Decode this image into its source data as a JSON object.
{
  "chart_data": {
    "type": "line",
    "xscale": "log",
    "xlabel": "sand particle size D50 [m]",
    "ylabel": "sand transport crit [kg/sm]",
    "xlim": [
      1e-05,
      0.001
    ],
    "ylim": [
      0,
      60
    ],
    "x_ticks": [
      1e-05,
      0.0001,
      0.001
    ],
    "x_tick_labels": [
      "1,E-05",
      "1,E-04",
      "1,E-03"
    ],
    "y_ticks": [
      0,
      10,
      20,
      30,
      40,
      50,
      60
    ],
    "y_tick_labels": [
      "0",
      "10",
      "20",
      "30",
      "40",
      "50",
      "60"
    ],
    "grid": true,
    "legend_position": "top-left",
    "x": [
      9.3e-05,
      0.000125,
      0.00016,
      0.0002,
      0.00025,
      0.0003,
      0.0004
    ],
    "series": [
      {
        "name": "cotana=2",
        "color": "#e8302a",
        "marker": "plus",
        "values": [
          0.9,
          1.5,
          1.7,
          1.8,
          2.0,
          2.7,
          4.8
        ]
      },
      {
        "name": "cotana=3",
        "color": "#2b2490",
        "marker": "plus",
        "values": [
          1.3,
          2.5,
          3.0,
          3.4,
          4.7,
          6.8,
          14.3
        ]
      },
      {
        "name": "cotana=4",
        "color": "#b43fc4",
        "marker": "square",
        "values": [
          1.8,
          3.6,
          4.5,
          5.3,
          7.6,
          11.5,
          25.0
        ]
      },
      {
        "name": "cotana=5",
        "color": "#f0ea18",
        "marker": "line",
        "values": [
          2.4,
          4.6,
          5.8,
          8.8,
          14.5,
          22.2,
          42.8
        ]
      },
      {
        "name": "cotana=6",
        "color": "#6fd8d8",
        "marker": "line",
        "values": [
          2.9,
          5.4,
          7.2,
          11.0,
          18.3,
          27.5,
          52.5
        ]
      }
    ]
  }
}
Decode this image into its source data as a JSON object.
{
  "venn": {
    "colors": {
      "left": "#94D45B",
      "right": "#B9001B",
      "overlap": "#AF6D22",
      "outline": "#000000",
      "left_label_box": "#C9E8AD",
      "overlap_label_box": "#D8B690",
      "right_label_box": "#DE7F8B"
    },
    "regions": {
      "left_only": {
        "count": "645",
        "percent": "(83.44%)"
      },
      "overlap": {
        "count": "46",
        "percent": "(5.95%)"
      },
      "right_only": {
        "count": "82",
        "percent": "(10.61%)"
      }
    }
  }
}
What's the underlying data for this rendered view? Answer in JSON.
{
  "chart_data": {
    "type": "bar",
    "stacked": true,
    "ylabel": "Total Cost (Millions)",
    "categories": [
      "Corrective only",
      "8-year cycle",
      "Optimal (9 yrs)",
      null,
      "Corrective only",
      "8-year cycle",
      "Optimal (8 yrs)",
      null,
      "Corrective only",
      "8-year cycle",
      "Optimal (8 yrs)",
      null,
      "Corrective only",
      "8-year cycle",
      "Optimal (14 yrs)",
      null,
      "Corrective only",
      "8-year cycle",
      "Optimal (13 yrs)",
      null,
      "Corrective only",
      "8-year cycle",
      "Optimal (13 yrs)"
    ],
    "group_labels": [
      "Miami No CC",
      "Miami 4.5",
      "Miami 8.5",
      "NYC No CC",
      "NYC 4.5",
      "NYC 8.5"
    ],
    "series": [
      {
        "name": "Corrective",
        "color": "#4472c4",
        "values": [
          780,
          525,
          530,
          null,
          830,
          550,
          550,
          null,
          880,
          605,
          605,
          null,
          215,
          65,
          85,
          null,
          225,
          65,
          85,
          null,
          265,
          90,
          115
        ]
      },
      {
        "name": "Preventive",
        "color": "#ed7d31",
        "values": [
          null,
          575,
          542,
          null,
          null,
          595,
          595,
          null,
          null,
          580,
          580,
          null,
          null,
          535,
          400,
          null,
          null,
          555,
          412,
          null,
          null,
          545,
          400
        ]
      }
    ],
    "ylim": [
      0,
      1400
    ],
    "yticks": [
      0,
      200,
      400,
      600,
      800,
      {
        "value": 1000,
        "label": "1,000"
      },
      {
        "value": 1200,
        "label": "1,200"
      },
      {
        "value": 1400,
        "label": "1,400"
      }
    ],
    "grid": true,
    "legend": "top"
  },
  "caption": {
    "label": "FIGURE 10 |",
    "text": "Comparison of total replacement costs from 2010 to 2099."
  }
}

---------------

Every line above needs to be retyped exactly.

§ **Solution**
Decode this image into its source data as a JSON object.
{
  "chart_data": {
    "type": "line",
    "xscale": "log",
    "xlabel": "sand particle size D50 [m]",
    "ylabel": "sand transport crit [kg/sm]",
    "xlim": [
      1e-05,
      0.001
    ],
    "ylim": [
      0,
      60
    ],
    "x_ticks": [
      1e-05,
      0.0001,
      0.001
    ],
    "x_tick_labels": [
      "1,E-05",
      "1,E-04",
      "1,E-03"
    ],
    "y_ticks": [
      0,
      10,
      20,
      30,
      40,
      50,
      60
    ],
    "y_tick_labels": [
      "0",
      "10",
      "20",
      "30",
      "40",
      "50",
      "60"
    ],
    "grid": true,
    "legend_position": "top-left",
    "x": [
      9.3e-05,
      0.000125,
      0.00016,
      0.0002,
      0.00025,
      0.0003,
      0.0004
    ],
    "series": [
      {
        "name": "cotana=2",
        "color": "#e8302a",
        "marker": "plus",
        "values": [
          0.9,
          1.5,
          1.7,
          1.8,
          2.0,
          2.7,
          4.8
        ]
      },
      {
        "name": "cotana=3",
        "color": "#2b2490",
        "marker": "plus",
        "values": [
          1.3,
          2.5,
          3.0,
          3.4,
          4.7,
          6.8,
          14.3
        ]
      },
      {
        "name": "cotana=4",
        "color": "#b43fc4",
        "marker": "square",
        "values": [
          1.8,
          3.6,
          4.5,
          5.3,
          7.6,
          11.5,
          25.0
        ]
      },
      {
        "name": "cotana=5",
        "color": "#f0ea18",
        "marker": "line",
        "values": [
          2.4,
          4.6,
          5.8,
          8.8,
          14.5,
          22.2,
          42.8
        ]
      },
      {
        "name": "cotana=6",
        "color": "#6fd8d8",
        "marker": "line",
        "values": [
          2.9,
          5.4,
          7.2,
          11.0,
          18.3,
          27.5,
          52.5
        ]
      }
    ]
  }
}
Decode this image into its source data as a JSON object.
{
  "venn": {
    "colors": {
      "left": "#94D45B",
      "right": "#B9001B",
      "overlap": "#AF6D22",
      "outline": "#000000",
      "left_label_box": "#C9E8AD",
      "overlap_label_box": "#D8B690",
      "right_label_box": "#DE7F8B"
    },
    "regions": {
      "left_only": {
        "count": "645",
        "percent": "(83.44%)"
      },
      "overlap": {
        "count": "46",
        "percent": "(5.95%)"
      },
      "right_only": {
        "count": "82",
        "percent": "(10.61%)"
      }
    }
  }
}
What's the underlying data for this rendered view? Answer in JSON.
{
  "chart_data": {
    "type": "bar",
    "stacked": true,
    "ylabel": "Total Cost (Millions)",
    "categories": [
      "Corrective only",
      "8-year cycle",
      "Optimal (9 yrs)",
      null,
      "Corrective only",
      "8-year cycle",
      "Optimal (8 yrs)",
      null,
      "Corrective only",
      "8-year cycle",
      "Optimal (8 yrs)",
      null,
      "Corrective only",
      "8-year cycle",
      "Optimal (14 yrs)",
      null,
      "Corrective only",
      "8-year cycle",
      "Optimal (13 yrs)",
      null,
      "Corrective only",
      "8-year cycle",
      "Optimal (13 yrs)"
    ],
    "group_labels": [
      "Miami No CC",
      "Miami 4.5",
      "Miami 8.5",
      "NYC No CC",
      "NYC 4.5",
      "NYC 8.5"
    ],
    "series": [
      {
        "name": "Corrective",
        "color": "#4472c4",
        "values": [
          780,
          525,
          530,
          null,
          830,
          550,
          550,
          null,
          880,
          605,
          605,
          null,
          215,
          65,
          85,
          null,
          225,
          65,
          85,
          null,
          265,
          90,
          115
        ]
      },
      {
        "name": "Preventive",
        "color": "#ed7d31",
        "values": [
          null,
          575,
          542,
          null,
          null,
          595,
          595,
          null,
          null,
          580,
          580,
          null,
          null,
          535,
          400,
          null,
          null,
          555,
          412,
          null,
          null,
          545,
          400
        ]
      }
    ],
    "ylim": [
      0,
      1400
    ],
    "yticks": [
      0,
      200,
      400,
      600,
      800,
      {
        "value": 1000,
        "label": "1,000"
      },
      {
        "value": 1200,
        "label": "1,200"
      },
      {
        "value": 1400,
        "label": "1,400"
      }
    ],
    "grid": true,
    "legend": "top"
  },
  "caption": {
    "label": "FIGURE 10 |",
    "text": "Comparison of total replacement costs from 2010 to 2099."
  }
}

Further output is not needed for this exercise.